- INSTRUCTION -
Can you transcribe every entry word for word, skipping the images?

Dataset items
+ + + + + + +

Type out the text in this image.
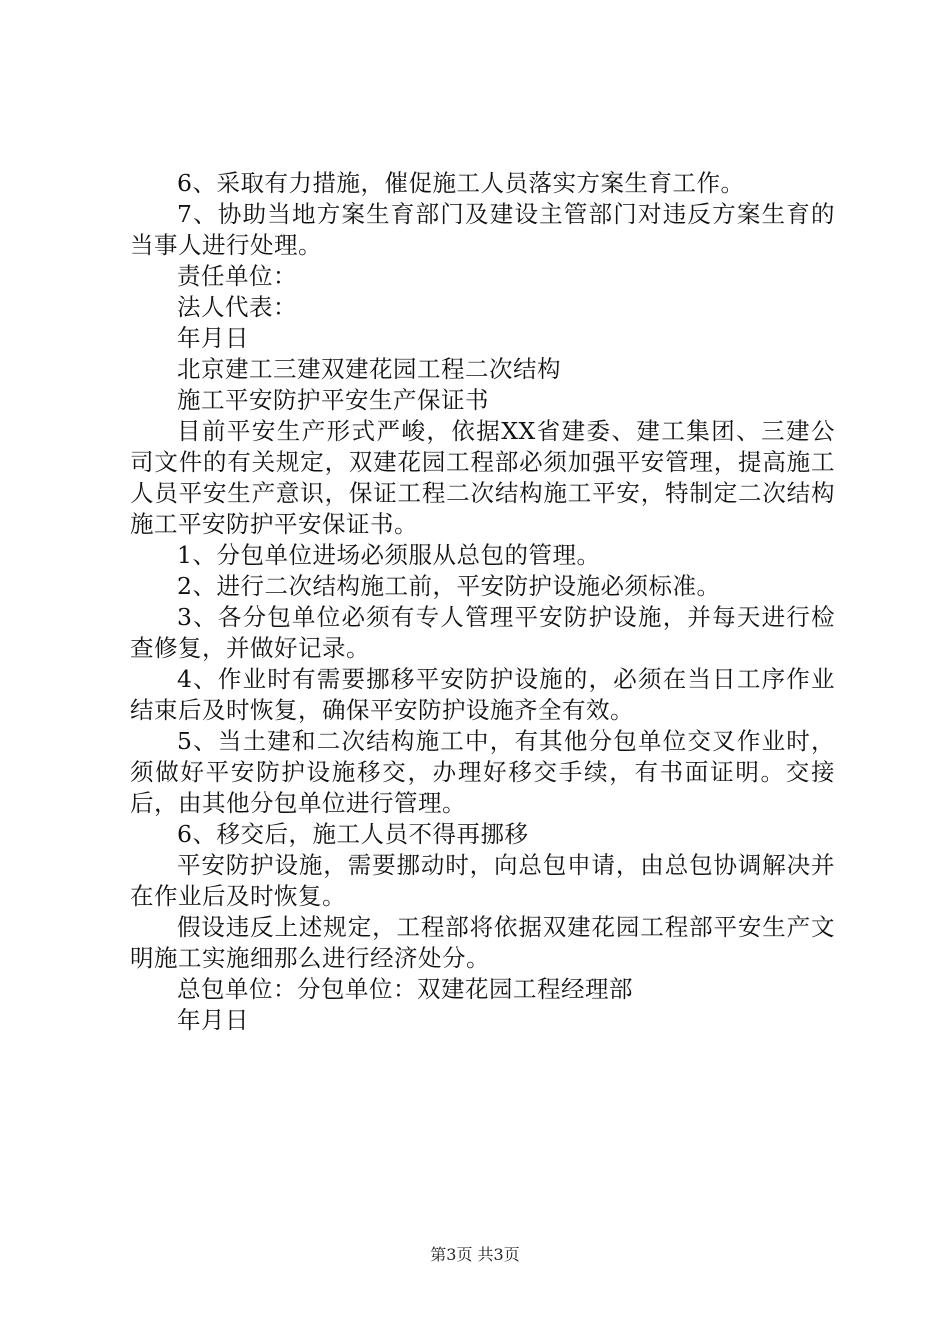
6、采取有力措施，催促施工人员落实方案生育工作。

7、协助当地方案生育部门及建设主管部门对违反方案生育的当事人进行处理。

责任单位：

法人代表：

年月日

北京建工三建双建花园工程二次结构

施工平安防护平安生产保证书

目前平安生产形式严峻，依据XX省建委、建工集团、三建公司文件的有关规定，双建花园工程部必须加强平安管理，提高施工人员平安生产意识，保证工程二次结构施工平安，特制定二次结构施工平安防护平安保证书。

1、分包单位进场必须服从总包的管理。

2、进行二次结构施工前，平安防护设施必须标准。

3、各分包单位必须有专人管理平安防护设施，并每天进行检查修复，并做好记录。

4、作业时有需要挪移平安防护设施的，必须在当日工序作业结束后及时恢复，确保平安防护设施齐全有效。

5、当土建和二次结构施工中，有其他分包单位交叉作业时，须做好平安防护设施移交，办理好移交手续，有书面证明。交接后，由其他分包单位进行管理。

6、移交后，施工人员不得再挪移

平安防护设施，需要挪动时，向总包申请，由总包协调解决并在作业后及时恢复。

假设违反上述规定，工程部将依据双建花园工程部平安生产文明施工实施细那么进行经济处分。

总包单位：分包单位：双建花园工程经理部

年月日

第3页 共3页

+ + + + + + +

- EXERCISE RESPONSE -
Type out the text in this image.
6、采取有力措施，催促施工人员落实方案生育工作。

7、协助当地方案生育部门及建设主管部门对违反方案生育的当事人进行处理。

责任单位：

法人代表：

年月日

北京建工三建双建花园工程二次结构

施工平安防护平安生产保证书

目前平安生产形式严峻，依据XX省建委、建工集团、三建公司文件的有关规定，双建花园工程部必须加强平安管理，提高施工人员平安生产意识，保证工程二次结构施工平安，特制定二次结构施工平安防护平安保证书。

1、分包单位进场必须服从总包的管理。

2、进行二次结构施工前，平安防护设施必须标准。

3、各分包单位必须有专人管理平安防护设施，并每天进行检查修复，并做好记录。

4、作业时有需要挪移平安防护设施的，必须在当日工序作业结束后及时恢复，确保平安防护设施齐全有效。

5、当土建和二次结构施工中，有其他分包单位交叉作业时，须做好平安防护设施移交，办理好移交手续，有书面证明。交接后，由其他分包单位进行管理。

6、移交后，施工人员不得再挪移

平安防护设施，需要挪动时，向总包申请，由总包协调解决并在作业后及时恢复。

假设违反上述规定，工程部将依据双建花园工程部平安生产文明施工实施细那么进行经济处分。

总包单位：分包单位：双建花园工程经理部

年月日

第3页 共3页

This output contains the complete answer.